#### What is asked
Copy out, from the entries below, each line holding the string "bookmarks".

#### Entries
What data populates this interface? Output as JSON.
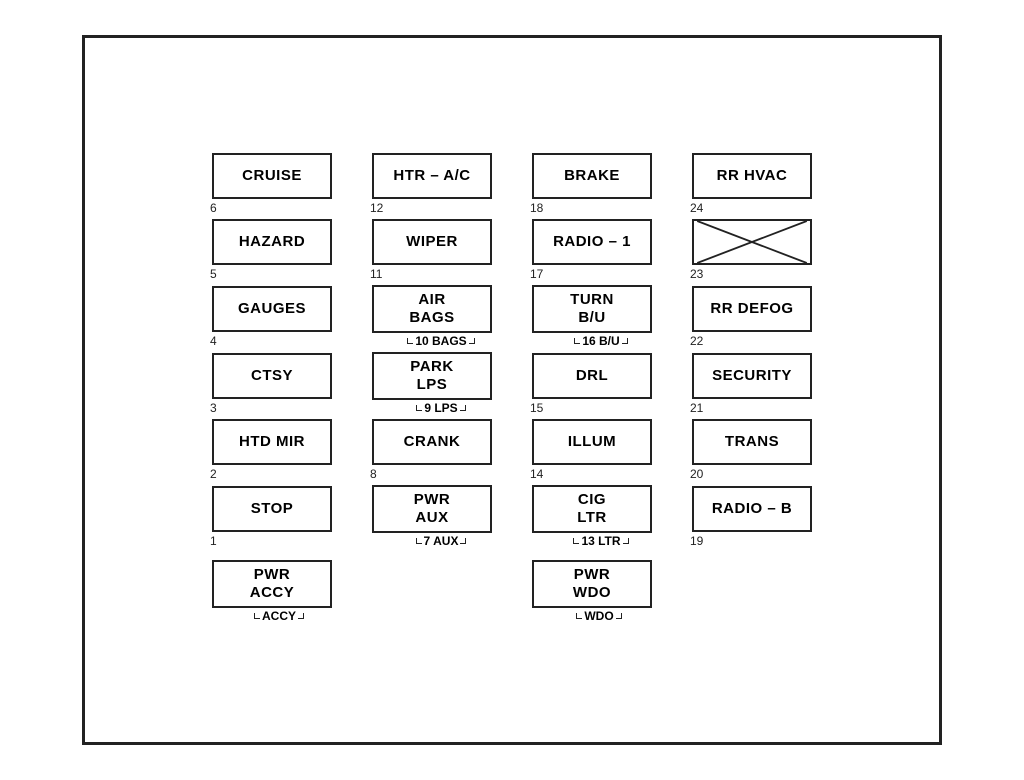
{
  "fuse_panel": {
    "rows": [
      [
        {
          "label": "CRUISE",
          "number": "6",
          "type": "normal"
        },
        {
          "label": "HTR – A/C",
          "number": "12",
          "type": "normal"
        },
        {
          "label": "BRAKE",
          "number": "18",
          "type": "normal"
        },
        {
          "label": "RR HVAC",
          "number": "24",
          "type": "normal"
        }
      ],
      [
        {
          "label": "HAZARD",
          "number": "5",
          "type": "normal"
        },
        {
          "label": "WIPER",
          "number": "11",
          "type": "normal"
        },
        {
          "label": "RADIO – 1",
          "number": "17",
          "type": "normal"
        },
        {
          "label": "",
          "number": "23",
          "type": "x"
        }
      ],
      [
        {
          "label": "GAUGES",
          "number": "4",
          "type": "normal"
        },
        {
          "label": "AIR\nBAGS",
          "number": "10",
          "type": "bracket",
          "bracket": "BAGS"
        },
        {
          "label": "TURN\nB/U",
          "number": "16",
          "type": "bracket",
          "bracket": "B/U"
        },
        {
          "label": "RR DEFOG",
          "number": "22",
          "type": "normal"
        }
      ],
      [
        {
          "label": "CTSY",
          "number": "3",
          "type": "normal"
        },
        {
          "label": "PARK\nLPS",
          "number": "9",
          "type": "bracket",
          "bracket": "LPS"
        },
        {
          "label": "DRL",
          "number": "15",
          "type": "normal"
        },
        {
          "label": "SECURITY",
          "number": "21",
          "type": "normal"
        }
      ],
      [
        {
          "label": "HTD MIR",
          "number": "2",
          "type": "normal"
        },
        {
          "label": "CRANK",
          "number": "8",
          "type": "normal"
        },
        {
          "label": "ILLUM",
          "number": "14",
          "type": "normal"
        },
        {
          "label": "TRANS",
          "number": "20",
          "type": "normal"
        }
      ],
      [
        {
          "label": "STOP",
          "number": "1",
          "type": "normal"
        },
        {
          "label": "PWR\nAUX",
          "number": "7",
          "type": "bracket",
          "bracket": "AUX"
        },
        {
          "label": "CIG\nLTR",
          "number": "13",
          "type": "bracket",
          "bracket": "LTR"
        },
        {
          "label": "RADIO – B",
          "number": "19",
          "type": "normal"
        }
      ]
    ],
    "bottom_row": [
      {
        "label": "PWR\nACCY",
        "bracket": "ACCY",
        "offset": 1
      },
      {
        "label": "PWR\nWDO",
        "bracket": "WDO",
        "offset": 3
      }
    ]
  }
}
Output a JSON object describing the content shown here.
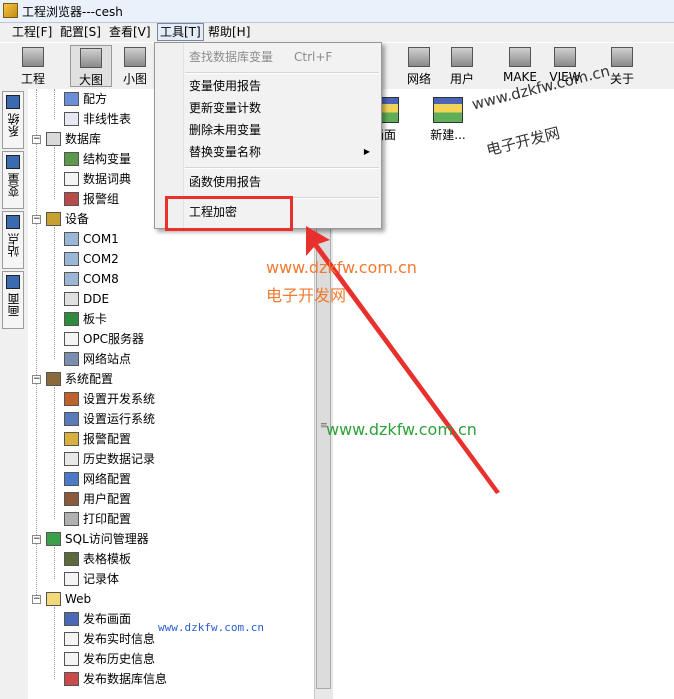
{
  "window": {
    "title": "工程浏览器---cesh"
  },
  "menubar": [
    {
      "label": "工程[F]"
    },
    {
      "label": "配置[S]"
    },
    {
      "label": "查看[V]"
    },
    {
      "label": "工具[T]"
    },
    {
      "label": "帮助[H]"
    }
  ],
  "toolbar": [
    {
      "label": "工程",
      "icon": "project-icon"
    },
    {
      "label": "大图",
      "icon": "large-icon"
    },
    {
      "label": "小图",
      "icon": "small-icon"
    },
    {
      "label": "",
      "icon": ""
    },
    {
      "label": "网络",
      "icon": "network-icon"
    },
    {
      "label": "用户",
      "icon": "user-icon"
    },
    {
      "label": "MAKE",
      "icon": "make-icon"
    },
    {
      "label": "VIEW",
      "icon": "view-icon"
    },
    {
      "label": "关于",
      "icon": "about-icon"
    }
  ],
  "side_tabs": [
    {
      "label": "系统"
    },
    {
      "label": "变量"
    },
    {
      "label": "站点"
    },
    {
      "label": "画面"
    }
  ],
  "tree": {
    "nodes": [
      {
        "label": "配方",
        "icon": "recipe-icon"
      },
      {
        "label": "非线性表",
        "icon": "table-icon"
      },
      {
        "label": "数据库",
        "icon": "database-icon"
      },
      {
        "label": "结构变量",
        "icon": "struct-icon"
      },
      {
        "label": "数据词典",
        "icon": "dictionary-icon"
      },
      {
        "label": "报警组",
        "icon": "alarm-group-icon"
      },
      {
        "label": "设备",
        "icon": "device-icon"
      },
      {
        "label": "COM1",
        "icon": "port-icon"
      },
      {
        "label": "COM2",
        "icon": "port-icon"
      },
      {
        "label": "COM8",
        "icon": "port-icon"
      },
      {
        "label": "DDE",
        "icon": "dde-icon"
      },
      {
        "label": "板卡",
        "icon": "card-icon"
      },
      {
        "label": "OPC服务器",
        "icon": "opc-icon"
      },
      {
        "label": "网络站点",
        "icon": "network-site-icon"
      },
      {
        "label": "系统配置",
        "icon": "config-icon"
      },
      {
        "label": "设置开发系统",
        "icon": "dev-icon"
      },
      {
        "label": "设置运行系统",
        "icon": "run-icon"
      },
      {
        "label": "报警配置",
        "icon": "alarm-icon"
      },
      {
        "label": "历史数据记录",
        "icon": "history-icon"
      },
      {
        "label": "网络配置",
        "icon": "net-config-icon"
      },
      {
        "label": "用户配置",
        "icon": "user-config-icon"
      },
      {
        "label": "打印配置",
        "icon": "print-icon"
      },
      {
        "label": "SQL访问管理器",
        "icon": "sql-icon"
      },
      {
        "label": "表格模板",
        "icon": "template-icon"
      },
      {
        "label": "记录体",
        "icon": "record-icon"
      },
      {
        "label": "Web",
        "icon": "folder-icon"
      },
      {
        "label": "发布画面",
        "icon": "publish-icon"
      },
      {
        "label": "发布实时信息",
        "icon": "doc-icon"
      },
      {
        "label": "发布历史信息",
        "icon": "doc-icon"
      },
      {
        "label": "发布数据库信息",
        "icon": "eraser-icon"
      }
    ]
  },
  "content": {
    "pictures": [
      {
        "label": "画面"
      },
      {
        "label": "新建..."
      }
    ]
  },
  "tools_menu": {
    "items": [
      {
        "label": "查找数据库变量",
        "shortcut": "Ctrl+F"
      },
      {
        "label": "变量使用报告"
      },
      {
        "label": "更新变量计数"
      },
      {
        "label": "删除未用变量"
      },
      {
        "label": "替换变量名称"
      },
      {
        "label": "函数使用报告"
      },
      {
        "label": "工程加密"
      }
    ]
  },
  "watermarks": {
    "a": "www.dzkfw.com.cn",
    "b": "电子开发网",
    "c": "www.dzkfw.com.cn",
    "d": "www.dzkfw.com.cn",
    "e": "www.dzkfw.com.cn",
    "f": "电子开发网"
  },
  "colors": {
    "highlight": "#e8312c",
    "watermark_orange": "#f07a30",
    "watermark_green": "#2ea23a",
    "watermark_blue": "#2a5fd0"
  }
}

...

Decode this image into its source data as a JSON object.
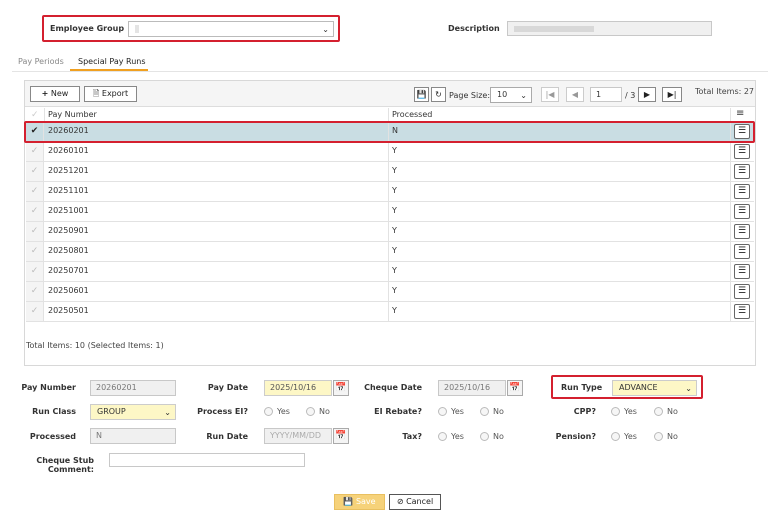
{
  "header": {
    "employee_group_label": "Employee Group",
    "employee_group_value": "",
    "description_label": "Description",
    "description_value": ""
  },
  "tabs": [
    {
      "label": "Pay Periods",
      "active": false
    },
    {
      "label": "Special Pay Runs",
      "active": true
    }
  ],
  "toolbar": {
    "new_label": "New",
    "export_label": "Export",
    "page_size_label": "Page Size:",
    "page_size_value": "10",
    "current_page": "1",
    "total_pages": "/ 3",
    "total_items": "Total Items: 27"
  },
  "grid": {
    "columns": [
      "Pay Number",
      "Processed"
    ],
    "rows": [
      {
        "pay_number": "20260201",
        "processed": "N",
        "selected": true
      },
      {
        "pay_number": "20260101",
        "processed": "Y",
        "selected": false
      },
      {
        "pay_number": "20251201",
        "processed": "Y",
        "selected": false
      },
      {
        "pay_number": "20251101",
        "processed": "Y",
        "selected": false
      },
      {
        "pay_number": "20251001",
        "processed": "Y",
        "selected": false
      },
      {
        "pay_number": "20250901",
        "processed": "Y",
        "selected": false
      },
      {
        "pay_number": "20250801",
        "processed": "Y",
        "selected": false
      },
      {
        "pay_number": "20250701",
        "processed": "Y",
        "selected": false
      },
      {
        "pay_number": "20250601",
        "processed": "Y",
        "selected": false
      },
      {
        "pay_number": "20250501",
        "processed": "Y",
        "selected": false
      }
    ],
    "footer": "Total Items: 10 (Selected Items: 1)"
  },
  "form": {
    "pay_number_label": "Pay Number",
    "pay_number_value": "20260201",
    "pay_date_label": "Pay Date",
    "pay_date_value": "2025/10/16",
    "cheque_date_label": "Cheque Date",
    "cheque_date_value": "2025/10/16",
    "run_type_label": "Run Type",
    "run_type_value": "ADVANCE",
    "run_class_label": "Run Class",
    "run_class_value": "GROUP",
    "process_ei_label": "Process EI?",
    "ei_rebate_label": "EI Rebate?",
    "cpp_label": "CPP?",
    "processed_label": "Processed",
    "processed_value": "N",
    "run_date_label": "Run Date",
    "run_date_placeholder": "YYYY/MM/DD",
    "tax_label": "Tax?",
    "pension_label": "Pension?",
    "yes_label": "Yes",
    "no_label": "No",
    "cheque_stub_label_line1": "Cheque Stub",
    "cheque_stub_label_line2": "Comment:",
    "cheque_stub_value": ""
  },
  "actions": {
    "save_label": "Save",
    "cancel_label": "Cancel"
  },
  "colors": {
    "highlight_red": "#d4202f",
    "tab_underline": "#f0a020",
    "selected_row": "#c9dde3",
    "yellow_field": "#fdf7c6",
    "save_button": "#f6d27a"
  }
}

...

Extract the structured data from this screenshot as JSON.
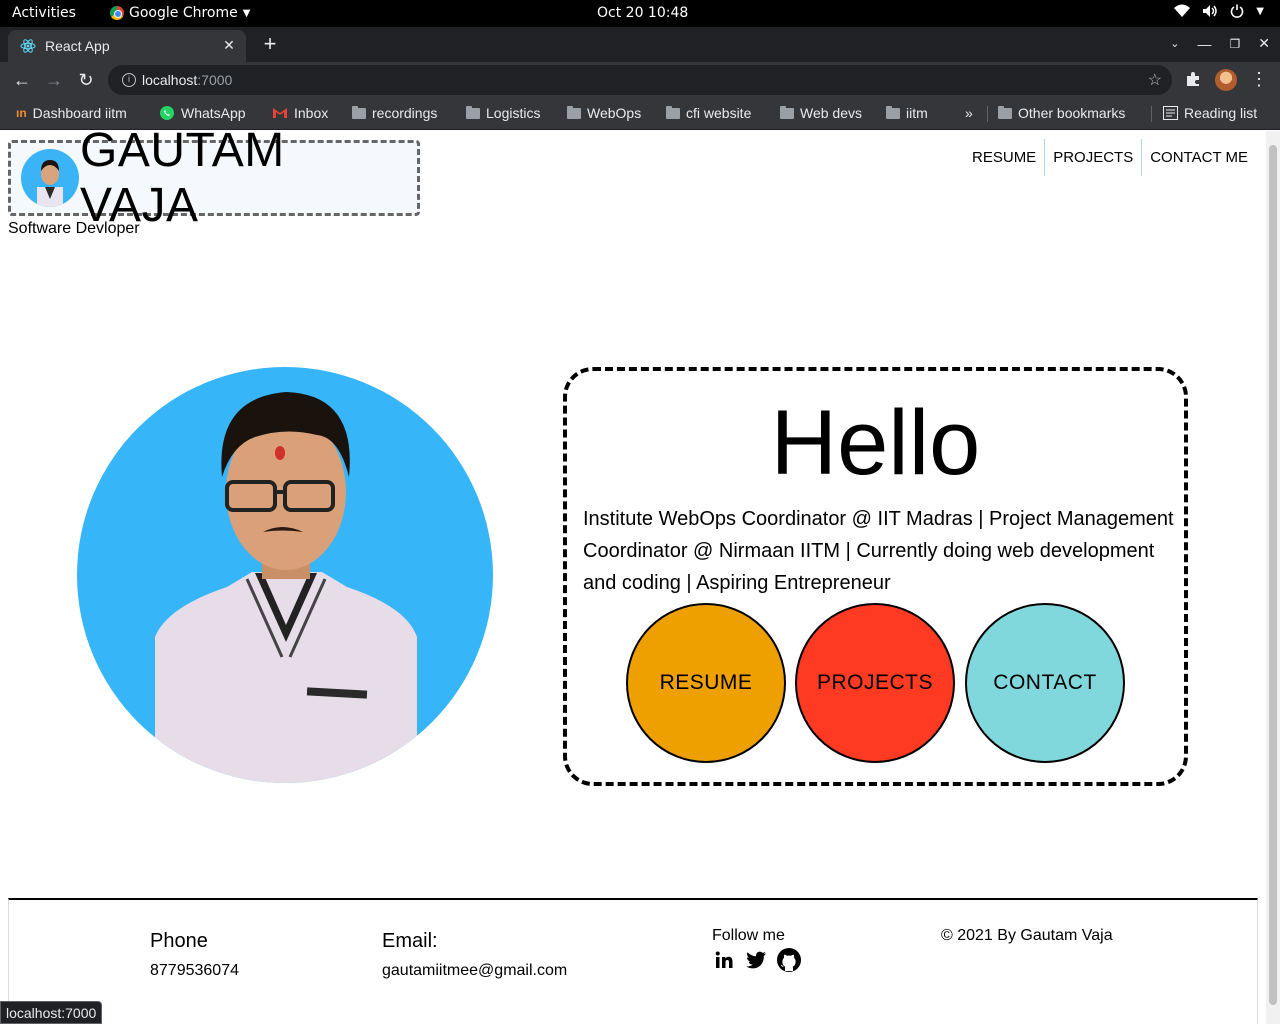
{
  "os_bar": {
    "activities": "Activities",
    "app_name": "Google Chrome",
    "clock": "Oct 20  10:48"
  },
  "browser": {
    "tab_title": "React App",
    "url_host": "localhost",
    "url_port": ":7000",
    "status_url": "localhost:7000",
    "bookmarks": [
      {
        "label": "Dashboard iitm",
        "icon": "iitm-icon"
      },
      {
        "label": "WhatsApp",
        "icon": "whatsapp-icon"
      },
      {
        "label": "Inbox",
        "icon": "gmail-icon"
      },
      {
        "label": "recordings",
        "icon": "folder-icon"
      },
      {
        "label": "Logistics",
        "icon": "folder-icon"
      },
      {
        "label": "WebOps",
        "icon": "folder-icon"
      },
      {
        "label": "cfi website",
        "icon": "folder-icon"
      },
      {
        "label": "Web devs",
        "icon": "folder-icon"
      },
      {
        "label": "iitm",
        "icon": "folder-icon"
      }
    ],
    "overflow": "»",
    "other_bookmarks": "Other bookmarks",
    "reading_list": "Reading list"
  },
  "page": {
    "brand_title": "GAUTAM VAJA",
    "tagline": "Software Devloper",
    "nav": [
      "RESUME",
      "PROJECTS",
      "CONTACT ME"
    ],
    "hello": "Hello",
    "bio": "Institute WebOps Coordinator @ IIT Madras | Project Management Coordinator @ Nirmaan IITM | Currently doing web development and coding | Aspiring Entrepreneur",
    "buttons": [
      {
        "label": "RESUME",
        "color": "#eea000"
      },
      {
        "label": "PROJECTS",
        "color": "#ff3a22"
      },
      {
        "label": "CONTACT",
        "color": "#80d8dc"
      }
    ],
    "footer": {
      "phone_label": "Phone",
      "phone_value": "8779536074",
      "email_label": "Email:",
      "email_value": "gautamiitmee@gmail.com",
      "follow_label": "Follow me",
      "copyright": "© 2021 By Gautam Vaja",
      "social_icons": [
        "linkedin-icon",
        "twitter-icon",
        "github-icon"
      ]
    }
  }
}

#### Problem solution
    "bookmarks": [
    "other_bookmarks": "Other bookmarks",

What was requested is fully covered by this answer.